▼

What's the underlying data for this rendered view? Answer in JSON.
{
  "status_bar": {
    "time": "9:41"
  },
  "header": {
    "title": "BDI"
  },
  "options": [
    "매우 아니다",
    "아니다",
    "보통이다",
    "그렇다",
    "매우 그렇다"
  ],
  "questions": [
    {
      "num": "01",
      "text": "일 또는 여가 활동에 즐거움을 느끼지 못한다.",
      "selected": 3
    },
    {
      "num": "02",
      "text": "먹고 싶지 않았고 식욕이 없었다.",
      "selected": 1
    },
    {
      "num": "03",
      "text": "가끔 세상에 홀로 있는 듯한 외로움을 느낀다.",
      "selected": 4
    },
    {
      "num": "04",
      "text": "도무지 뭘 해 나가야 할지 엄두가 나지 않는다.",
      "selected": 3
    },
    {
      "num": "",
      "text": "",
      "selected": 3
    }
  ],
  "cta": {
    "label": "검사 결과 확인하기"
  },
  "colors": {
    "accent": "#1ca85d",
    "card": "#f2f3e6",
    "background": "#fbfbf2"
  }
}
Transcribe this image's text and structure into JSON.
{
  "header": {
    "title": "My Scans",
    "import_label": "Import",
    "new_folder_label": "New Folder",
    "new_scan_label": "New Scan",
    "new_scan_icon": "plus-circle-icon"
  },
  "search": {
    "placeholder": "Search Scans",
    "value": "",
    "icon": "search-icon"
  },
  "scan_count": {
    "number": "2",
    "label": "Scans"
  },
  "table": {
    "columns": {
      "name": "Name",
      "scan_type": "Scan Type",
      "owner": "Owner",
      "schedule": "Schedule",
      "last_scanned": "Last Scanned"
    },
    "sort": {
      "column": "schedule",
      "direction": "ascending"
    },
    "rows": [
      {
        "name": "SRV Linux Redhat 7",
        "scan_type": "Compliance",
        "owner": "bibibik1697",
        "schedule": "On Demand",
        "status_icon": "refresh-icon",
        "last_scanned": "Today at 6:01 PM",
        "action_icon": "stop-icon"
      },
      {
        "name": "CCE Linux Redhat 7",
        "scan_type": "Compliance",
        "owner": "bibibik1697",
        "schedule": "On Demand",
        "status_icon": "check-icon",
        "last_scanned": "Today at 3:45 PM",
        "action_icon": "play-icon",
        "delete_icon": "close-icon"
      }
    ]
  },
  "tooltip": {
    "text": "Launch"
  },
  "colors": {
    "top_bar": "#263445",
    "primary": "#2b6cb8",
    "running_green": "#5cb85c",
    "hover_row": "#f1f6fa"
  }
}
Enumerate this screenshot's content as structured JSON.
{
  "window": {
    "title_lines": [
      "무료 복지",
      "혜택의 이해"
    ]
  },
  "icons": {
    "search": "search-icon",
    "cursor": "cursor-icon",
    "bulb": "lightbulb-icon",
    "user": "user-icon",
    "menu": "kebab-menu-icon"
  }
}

▲

What you will do:
Take the material above and return all of it exactly.

Solution for this exercise:
What's the underlying data for this rendered view? Answer in JSON.
{
  "status_bar": {
    "time": "9:41"
  },
  "header": {
    "title": "BDI"
  },
  "options": [
    "매우 아니다",
    "아니다",
    "보통이다",
    "그렇다",
    "매우 그렇다"
  ],
  "questions": [
    {
      "num": "01",
      "text": "일 또는 여가 활동에 즐거움을 느끼지 못한다.",
      "selected": 3
    },
    {
      "num": "02",
      "text": "먹고 싶지 않았고 식욕이 없었다.",
      "selected": 1
    },
    {
      "num": "03",
      "text": "가끔 세상에 홀로 있는 듯한 외로움을 느낀다.",
      "selected": 4
    },
    {
      "num": "04",
      "text": "도무지 뭘 해 나가야 할지 엄두가 나지 않는다.",
      "selected": 3
    },
    {
      "num": "",
      "text": "",
      "selected": 3
    }
  ],
  "cta": {
    "label": "검사 결과 확인하기"
  },
  "colors": {
    "accent": "#1ca85d",
    "card": "#f2f3e6",
    "background": "#fbfbf2"
  }
}
Transcribe this image's text and structure into JSON.
{
  "header": {
    "title": "My Scans",
    "import_label": "Import",
    "new_folder_label": "New Folder",
    "new_scan_label": "New Scan",
    "new_scan_icon": "plus-circle-icon"
  },
  "search": {
    "placeholder": "Search Scans",
    "value": "",
    "icon": "search-icon"
  },
  "scan_count": {
    "number": "2",
    "label": "Scans"
  },
  "table": {
    "columns": {
      "name": "Name",
      "scan_type": "Scan Type",
      "owner": "Owner",
      "schedule": "Schedule",
      "last_scanned": "Last Scanned"
    },
    "sort": {
      "column": "schedule",
      "direction": "ascending"
    },
    "rows": [
      {
        "name": "SRV Linux Redhat 7",
        "scan_type": "Compliance",
        "owner": "bibibik1697",
        "schedule": "On Demand",
        "status_icon": "refresh-icon",
        "last_scanned": "Today at 6:01 PM",
        "action_icon": "stop-icon"
      },
      {
        "name": "CCE Linux Redhat 7",
        "scan_type": "Compliance",
        "owner": "bibibik1697",
        "schedule": "On Demand",
        "status_icon": "check-icon",
        "last_scanned": "Today at 3:45 PM",
        "action_icon": "play-icon",
        "delete_icon": "close-icon"
      }
    ]
  },
  "tooltip": {
    "text": "Launch"
  },
  "colors": {
    "top_bar": "#263445",
    "primary": "#2b6cb8",
    "running_green": "#5cb85c",
    "hover_row": "#f1f6fa"
  }
}
Enumerate this screenshot's content as structured JSON.
{
  "window": {
    "title_lines": [
      "무료 복지",
      "혜택의 이해"
    ]
  },
  "icons": {
    "search": "search-icon",
    "cursor": "cursor-icon",
    "bulb": "lightbulb-icon",
    "user": "user-icon",
    "menu": "kebab-menu-icon"
  }
}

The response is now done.